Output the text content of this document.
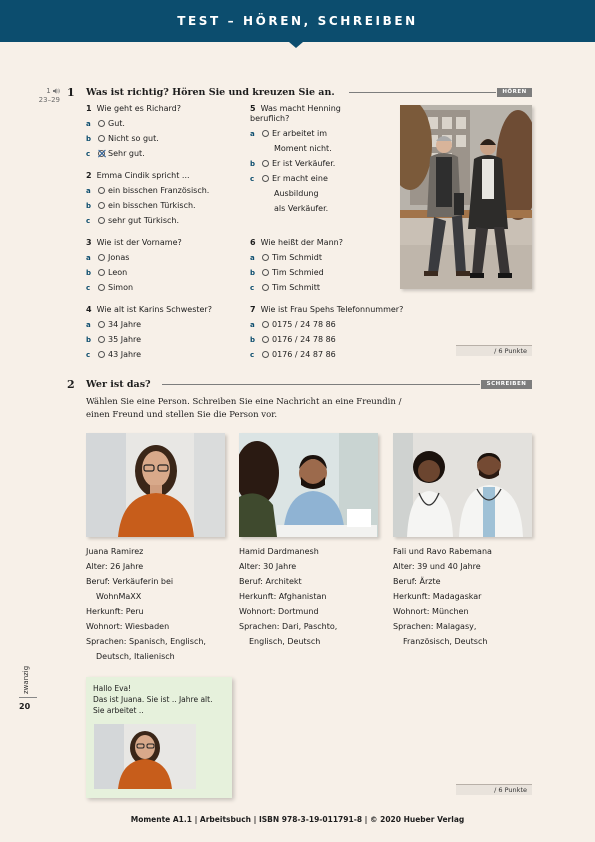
TEST – HÖREN, SCHREIBEN
1
23–29
1 Was ist richtig? Hören Sie und kreuzen Sie an.	HÖREN
1 Wie geht es Richard?
a Gut.
b Nicht so gut.
c Sehr gut.
2 Emma Cindik spricht ...
a ein bisschen Französisch.
b ein bisschen Türkisch.
c sehr gut Türkisch.
3 Wie ist der Vorname?
a Jonas
b Leon
c Simon
4 Wie alt ist Karins Schwester?
a 34 Jahre
b 35 Jahre
c 43 Jahre
5 Was macht Henning
beruflich?
a Er arbeitet im
Moment nicht.
b Er ist Verkäufer.
c Er macht eine
Ausbildung
als Verkäufer.
6 Wie heißt der Mann?
a Tim Schmidt
b Tim Schmied
c Tim Schmitt
7 Wie ist Frau Spehs Telefonnummer?
a 0175 / 24 78 86
b 0176 / 24 78 86
c 0176 / 24 87 86	/ 6 Punkte
2 Wer ist das?	SCHREIBEN
Wählen Sie eine Person. Schreiben Sie eine Nachricht an eine Freundin /
einen Freund und stellen Sie die Person vor.
Juana Ramirez
Alter: 26 Jahre
Beruf: Verkäuferin bei
WohnMaXX
Herkunft: Peru
Wohnort: Wiesbaden
Sprachen: Spanisch, Englisch,
Deutsch, Italienisch
Hamid Dardmanesh
Alter: 30 Jahre
Beruf: Architekt
Herkunft: Afghanistan
Wohnort: Dortmund
Sprachen: Dari, Paschto,
Englisch, Deutsch
Fali und Ravo Rabemana
Alter: 39 und 40 Jahre
Beruf: Ärzte
Herkunft: Madagaskar
Wohnort: München
Sprachen: Malagasy,
Französisch, Deutsch
Hallo Eva!
Das ist Juana. Sie ist .. Jahre alt.
Sie arbeitet ..
/ 6 Punkte
zwanzig
20
Momente A1.1 | Arbeitsbuch | ISBN 978-3-19-011791-8 | © 2020 Hueber Verlag
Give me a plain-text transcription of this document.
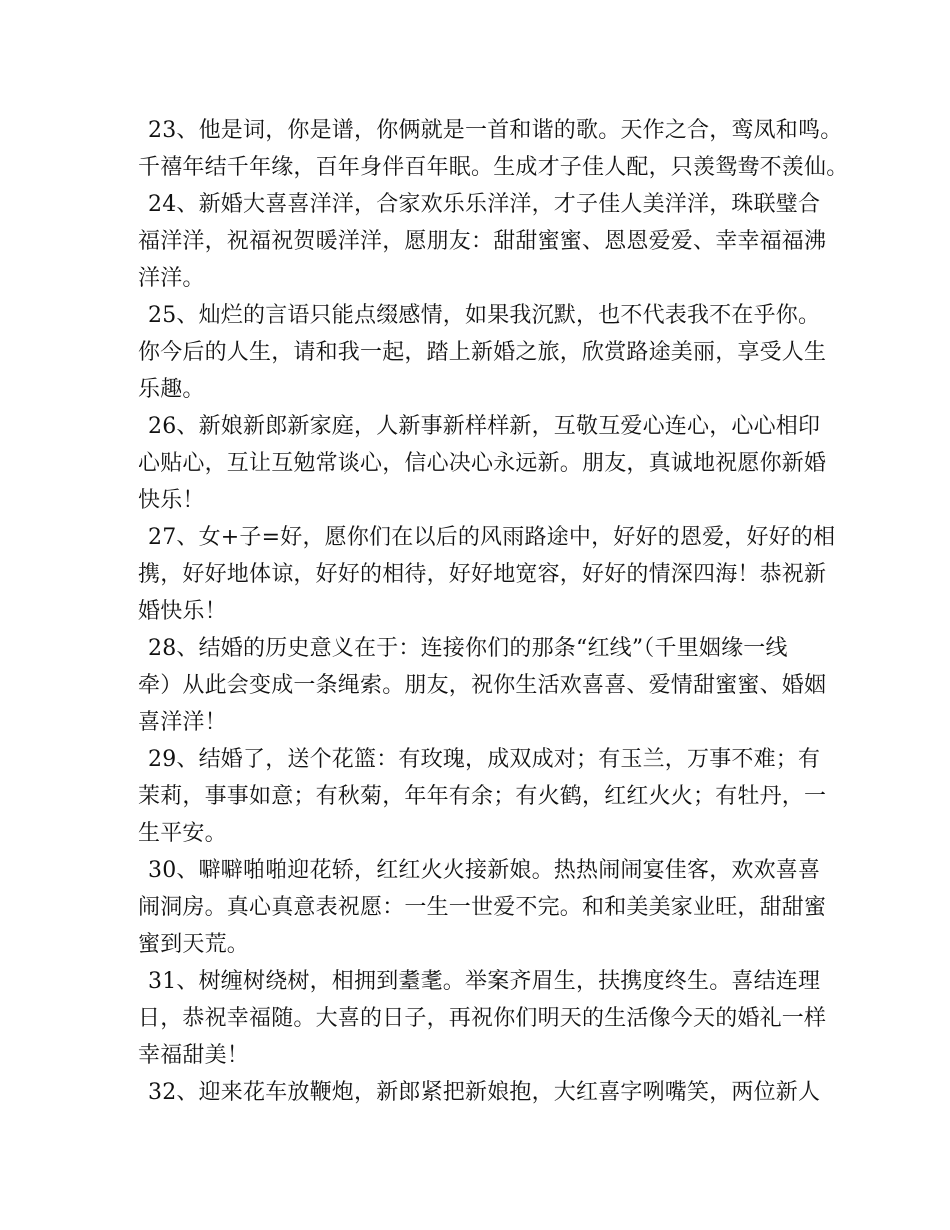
23、他是词，你是谱，你俩就是一首和谐的歌。天作之合，鸾凤和鸣。
千禧年结千年缘，百年身伴百年眠。生成才子佳人配，只羡鸳鸯不羡仙。
24、新婚大喜喜洋洋，合家欢乐乐洋洋，才子佳人美洋洋，珠联璧合
福洋洋，祝福祝贺暖洋洋，愿朋友：甜甜蜜蜜、恩恩爱爱、幸幸福福沸
洋洋。
25、灿烂的言语只能点缀感情，如果我沉默，也不代表我不在乎你。
你今后的人生，请和我一起，踏上新婚之旅，欣赏路途美丽，享受人生
乐趣。
26、新娘新郎新家庭，人新事新样样新，互敬互爱心连心，心心相印
心贴心，互让互勉常谈心，信心决心永远新。朋友，真诚地祝愿你新婚
快乐！
27、女+子=好，愿你们在以后的风雨路途中，好好的恩爱，好好的相
携，好好地体谅，好好的相待，好好地宽容，好好的情深四海！恭祝新
婚快乐！
28、结婚的历史意义在于：连接你们的那条“红线”（千里姻缘一线
牵）从此会变成一条绳索。朋友，祝你生活欢喜喜、爱情甜蜜蜜、婚姻
喜洋洋！
29、结婚了，送个花篮：有玫瑰，成双成对；有玉兰，万事不难；有
茉莉，事事如意；有秋菊，年年有余；有火鹤，红红火火；有牡丹，一
生平安。
30、噼噼啪啪迎花轿，红红火火接新娘。热热闹闹宴佳客，欢欢喜喜
闹洞房。真心真意表祝愿：一生一世爱不完。和和美美家业旺，甜甜蜜
蜜到天荒。
31、树缠树绕树，相拥到耋耄。举案齐眉生，扶携度终生。喜结连理
日，恭祝幸福随。大喜的日子，再祝你们明天的生活像今天的婚礼一样
幸福甜美！
32、迎来花车放鞭炮，新郎紧把新娘抱，大红喜字咧嘴笑，两位新人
● ● ● ● ●
● PROBLEM DESCRIPTION
Retype everything in the material word for word, minus pictures.

● SOLUTION FOR THIS EXERCISE
Output the text content of this document.
TEST – HÖREN, SCHREIBEN
1
23–29
1 Was ist richtig? Hören Sie und kreuzen Sie an.	HÖREN
1 Wie geht es Richard?
a Gut.
b Nicht so gut.
c Sehr gut.
2 Emma Cindik spricht ...
a ein bisschen Französisch.
b ein bisschen Türkisch.
c sehr gut Türkisch.
3 Wie ist der Vorname?
a Jonas
b Leon
c Simon
4 Wie alt ist Karins Schwester?
a 34 Jahre
b 35 Jahre
c 43 Jahre
5 Was macht Henning
beruflich?
a Er arbeitet im
Moment nicht.
b Er ist Verkäufer.
c Er macht eine
Ausbildung
als Verkäufer.
6 Wie heißt der Mann?
a Tim Schmidt
b Tim Schmied
c Tim Schmitt
7 Wie ist Frau Spehs Telefonnummer?
a 0175 / 24 78 86
b 0176 / 24 78 86
c 0176 / 24 87 86	/ 6 Punkte
2 Wer ist das?	SCHREIBEN
Wählen Sie eine Person. Schreiben Sie eine Nachricht an eine Freundin /
einen Freund und stellen Sie die Person vor.
Juana Ramirez
Alter: 26 Jahre
Beruf: Verkäuferin bei
WohnMaXX
Herkunft: Peru
Wohnort: Wiesbaden
Sprachen: Spanisch, Englisch,
Deutsch, Italienisch
Hamid Dardmanesh
Alter: 30 Jahre
Beruf: Architekt
Herkunft: Afghanistan
Wohnort: Dortmund
Sprachen: Dari, Paschto,
Englisch, Deutsch
Fali und Ravo Rabemana
Alter: 39 und 40 Jahre
Beruf: Ärzte
Herkunft: Madagaskar
Wohnort: München
Sprachen: Malagasy,
Französisch, Deutsch
Hallo Eva!
Das ist Juana. Sie ist .. Jahre alt.
Sie arbeitet ..
/ 6 Punkte
zwanzig
20
Momente A1.1 | Arbeitsbuch | ISBN 978-3-19-011791-8 | © 2020 Hueber Verlag
Give me a plain-text transcription of this document.
23、他是词，你是谱，你俩就是一首和谐的歌。天作之合，鸾凤和鸣。
千禧年结千年缘，百年身伴百年眠。生成才子佳人配，只羡鸳鸯不羡仙。
24、新婚大喜喜洋洋，合家欢乐乐洋洋，才子佳人美洋洋，珠联璧合
福洋洋，祝福祝贺暖洋洋，愿朋友：甜甜蜜蜜、恩恩爱爱、幸幸福福沸
洋洋。
25、灿烂的言语只能点缀感情，如果我沉默，也不代表我不在乎你。
你今后的人生，请和我一起，踏上新婚之旅，欣赏路途美丽，享受人生
乐趣。
26、新娘新郎新家庭，人新事新样样新，互敬互爱心连心，心心相印
心贴心，互让互勉常谈心，信心决心永远新。朋友，真诚地祝愿你新婚
快乐！
27、女+子=好，愿你们在以后的风雨路途中，好好的恩爱，好好的相
携，好好地体谅，好好的相待，好好地宽容，好好的情深四海！恭祝新
婚快乐！
28、结婚的历史意义在于：连接你们的那条“红线”（千里姻缘一线
牵）从此会变成一条绳索。朋友，祝你生活欢喜喜、爱情甜蜜蜜、婚姻
喜洋洋！
29、结婚了，送个花篮：有玫瑰，成双成对；有玉兰，万事不难；有
茉莉，事事如意；有秋菊，年年有余；有火鹤，红红火火；有牡丹，一
生平安。
30、噼噼啪啪迎花轿，红红火火接新娘。热热闹闹宴佳客，欢欢喜喜
闹洞房。真心真意表祝愿：一生一世爱不完。和和美美家业旺，甜甜蜜
蜜到天荒。
31、树缠树绕树，相拥到耋耄。举案齐眉生，扶携度终生。喜结连理
日，恭祝幸福随。大喜的日子，再祝你们明天的生活像今天的婚礼一样
幸福甜美！
32、迎来花车放鞭炮，新郎紧把新娘抱，大红喜字咧嘴笑，两位新人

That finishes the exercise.